DATASET EXTRACT =
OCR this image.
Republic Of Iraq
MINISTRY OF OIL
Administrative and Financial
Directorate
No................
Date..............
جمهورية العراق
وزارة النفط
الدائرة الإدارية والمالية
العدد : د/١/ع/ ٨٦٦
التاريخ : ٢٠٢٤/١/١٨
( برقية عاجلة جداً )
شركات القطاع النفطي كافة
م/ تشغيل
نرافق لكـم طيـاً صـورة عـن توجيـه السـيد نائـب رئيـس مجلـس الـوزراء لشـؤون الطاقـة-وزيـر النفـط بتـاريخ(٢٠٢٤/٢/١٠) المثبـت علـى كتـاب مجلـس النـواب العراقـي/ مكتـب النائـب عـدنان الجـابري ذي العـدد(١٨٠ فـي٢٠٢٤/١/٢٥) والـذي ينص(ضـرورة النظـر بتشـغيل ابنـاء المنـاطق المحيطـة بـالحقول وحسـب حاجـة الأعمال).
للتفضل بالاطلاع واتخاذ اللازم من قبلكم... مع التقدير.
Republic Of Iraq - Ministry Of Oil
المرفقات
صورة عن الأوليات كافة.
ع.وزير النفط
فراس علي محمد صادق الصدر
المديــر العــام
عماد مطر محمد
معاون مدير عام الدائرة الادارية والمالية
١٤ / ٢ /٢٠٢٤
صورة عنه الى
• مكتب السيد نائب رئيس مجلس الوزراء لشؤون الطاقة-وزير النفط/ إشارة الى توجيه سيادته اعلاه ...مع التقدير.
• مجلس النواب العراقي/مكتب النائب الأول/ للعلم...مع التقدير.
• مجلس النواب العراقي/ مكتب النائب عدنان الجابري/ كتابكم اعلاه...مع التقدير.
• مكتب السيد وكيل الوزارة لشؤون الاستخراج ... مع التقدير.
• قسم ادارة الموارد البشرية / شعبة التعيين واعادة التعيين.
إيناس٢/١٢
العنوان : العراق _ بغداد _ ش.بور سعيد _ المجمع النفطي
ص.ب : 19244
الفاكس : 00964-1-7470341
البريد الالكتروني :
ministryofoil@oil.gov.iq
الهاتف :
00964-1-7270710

TASK OBJECTIVE = Pull out every line of the records that includes the string "مكتب".

TASK RESULT =
• مكتب السيد نائب رئيس مجلس الوزراء لشؤون الطاقة-وزير النفط/ إشارة الى توجيه سيادته اعلاه ...مع التقدير.
• مجلس النواب العراقي/مكتب النائب الأول/ للعلم...مع التقدير.
• مجلس النواب العراقي/ مكتب النائب عدنان الجابري/ كتابكم اعلاه...مع التقدير.
• مكتب السيد وكيل الوزارة لشؤون الاستخراج ... مع التقدير.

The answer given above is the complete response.